**** TEXT SECTION

Other roadmap ideas and planning discussed included:

  • A yb-altair prototype potentially leading to an Altair backend side-by-side with matplotlib.

  • Devops/engineering focused content for Yellowbrick (e.g. model management and maintenance).

  • Fundraising to pay for more ambitious YB development.

  • Having Yellowbrick attendees at more conferences.

  • Determining who is really using Yellowbrick to better understand the community we’re supporting.

Minutes

Comments on the Inaugural Advisors Meeting

Remarks delivered by Benjamin Bengfort

Welcome to the inaugural meeting of the Yellowbrick Board of Advisors. Due to the number of agenda items and limited time, this meeting will have a more formal tone than normal if simply to provide structure so that we can get to everything. Before we start, however, I wanted to say a few words to mark this occasion and to remark on the path that led us here.

When Rebecca and I started Yellowbrick 3 years ago this month, I don’t think that we intended to create a top tier Python library, nor did we envision how fast the project would grow. At the time, we wanted to make a statement about the role of visual analytics - the iterative interaction between human and computer - in the machine learning workflow. Though Rebecca and I communicated to different audiences, we were lucky enough to say this at a time when our message resonated with both students and professionals. Because of this, Yellowbrick has enjoyed a lot of success across a variety of different metrics: downloads, stars, blog posts. But the most important metric to me personally is the number of contributors we have had.

Yellowbrick has become more than a software package, it has also become a community. And it is in no small part due to the efforts of the people here tonight. I think it is not inappropriate and perhaps can serve as an introduction for me to individually recognize your contributions to the rest of the group.

********

▶ **PROBLEMS TO SOLVE**:
1/ List the roadmap ideas and planning items in the Yellowbrick advisors meeting text.
2/ Reproduce the part of the Yellowbrick advisors meeting text starting with "Other roadmap ideas" and going on through "ambitious YB development.".
3/ Resume the Yellowbrick advisors meeting text after its final sentence.

**** RAW DATA

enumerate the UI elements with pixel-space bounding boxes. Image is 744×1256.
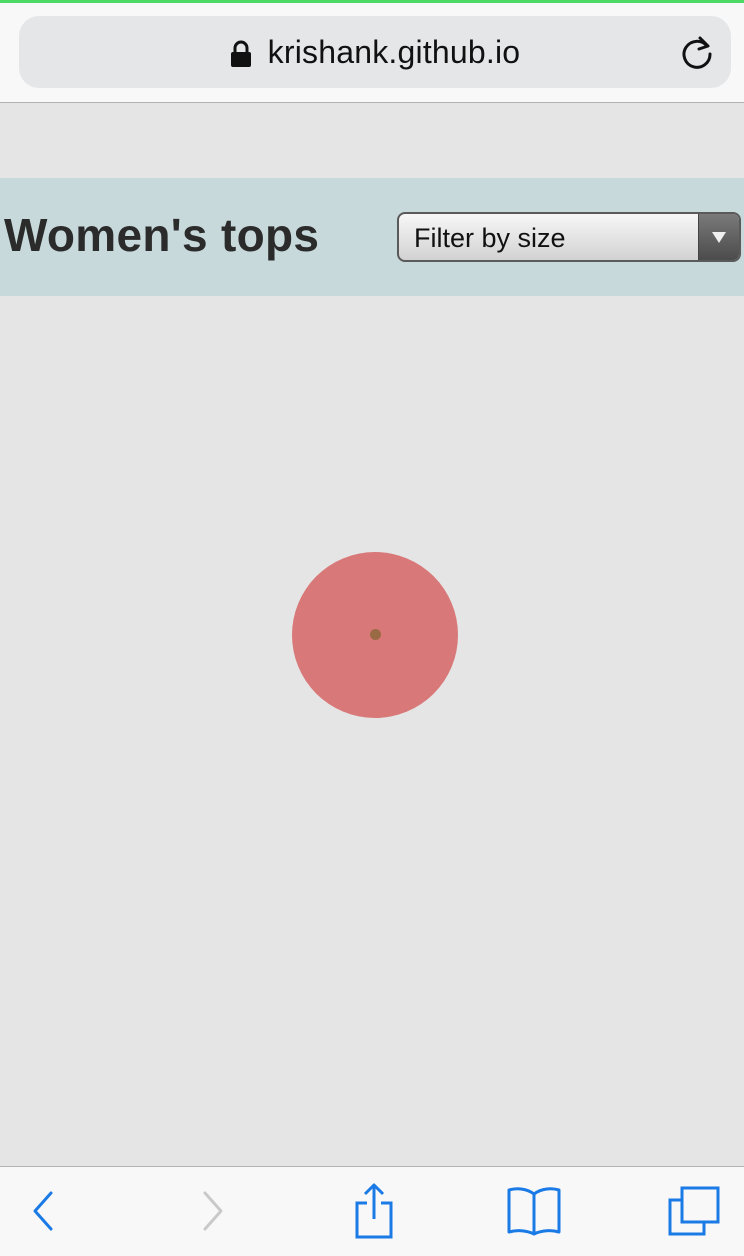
browser-address-bar: krishank.github.io <box>0 0 744 103</box>
bookmarks-icon[interactable] <box>504 1183 564 1239</box>
loading-indicator-dot <box>370 629 381 640</box>
page-header: Women's tops Filter by size <box>0 178 744 296</box>
reload-icon[interactable] <box>679 34 715 70</box>
back-icon[interactable] <box>14 1183 74 1239</box>
share-icon[interactable] <box>344 1183 404 1239</box>
forward-icon[interactable] <box>182 1183 242 1239</box>
tabs-icon[interactable] <box>664 1183 724 1239</box>
lock-icon <box>230 40 252 68</box>
chevron-down-icon <box>698 214 739 260</box>
url-field[interactable]: krishank.github.io <box>19 16 731 88</box>
browser-toolbar <box>0 1166 744 1256</box>
page-title: Women's tops <box>4 209 320 261</box>
filter-by-size-selected-value: Filter by size <box>414 223 566 253</box>
filter-by-size-select[interactable]: Filter by size <box>397 212 741 262</box>
url-text: krishank.github.io <box>267 33 521 70</box>
page-load-progress-bar <box>0 0 744 3</box>
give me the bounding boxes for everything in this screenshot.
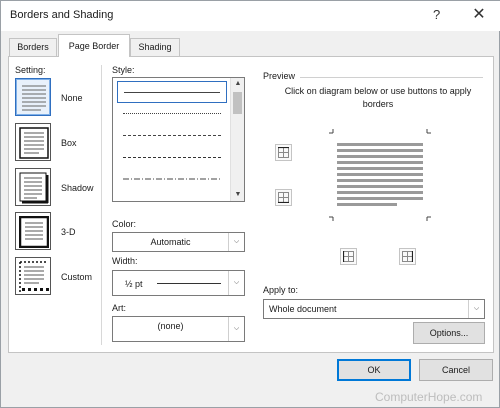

********

▶ **TASK RESPONSES**:
1/
- A yb-altair prototype potentially leading to an Altair backend side-by-side with matplotlib
- Devops/engineering focused content for Yellowbrick (e.g. model management and maintenance)
- Fundraising to pay for more ambitious YB development
- Having Yellowbrick attendees at more conferences
- Determining who is really using Yellowbrick to better understand the community being supported

2/
Other roadmap ideas and planning discussed included:

  • A yb-altair prototype potentially leading to an Altair backend side-by-side with matplotlib.

  • Devops/engineering focused content for Yellowbrick (e.g. model management and maintenance).

  • Fundraising to pay for more ambitious YB development.

3/
Starting at the beginning, Tony Ojeda has uniquely supported Yellowbrick in a way no one else could. He incubated the project personally through his company, District Data Labs, even though there was no direct market value to him. He put his money where his heart was and to me, that will always make him the model of the ideal entrepreneur.

Larry Gray joined Yellowbrick by way of the research labs. In a way, he was exactly the type of person we hoped would join the labs - a professional data scientist who wanted to contribute to an open source data project. Since then he has become so much more, working hard to organize and coordinate the project and investing time and emotional energy which we have come to rely on.

Nathan Danielsen represents a counterpoint to the data science contributor and instead brings a level of software engineering professionalism that is sorely needed in every open source project. Although we often mention his work on image similarity tests - what that effort really did was to open the door to many new contributors, allowing us to review and code with confidence know the tests had our backs.

Prema Roman has brought a thoughtful, measured approach to the way she tackles issues and is personally responsible for the prototyping and development of several visualizers including JointPlot and CrossValidation. We have relied on her to deliver new, high-impact features to the library.

Kristen McIntyre is the voice of our users, an essential role we could not do without. Without her, we would be envious of scikit-learn’s documentation. Instead, we are blessed to have clear, consistent, and extensive descriptions of the visualizers which unlock their use to new and veteran users of our software.

Adam Morris has become the voice of our project, particularly on Twitter. I’m joyously surprised every time I read one of his tweets. It is not the voice I would have used and that’s what makes it so sweet. He has taken to heart our code of conduct’s admonishments to over the top positivity and encouragement, and I’m always delighted by it.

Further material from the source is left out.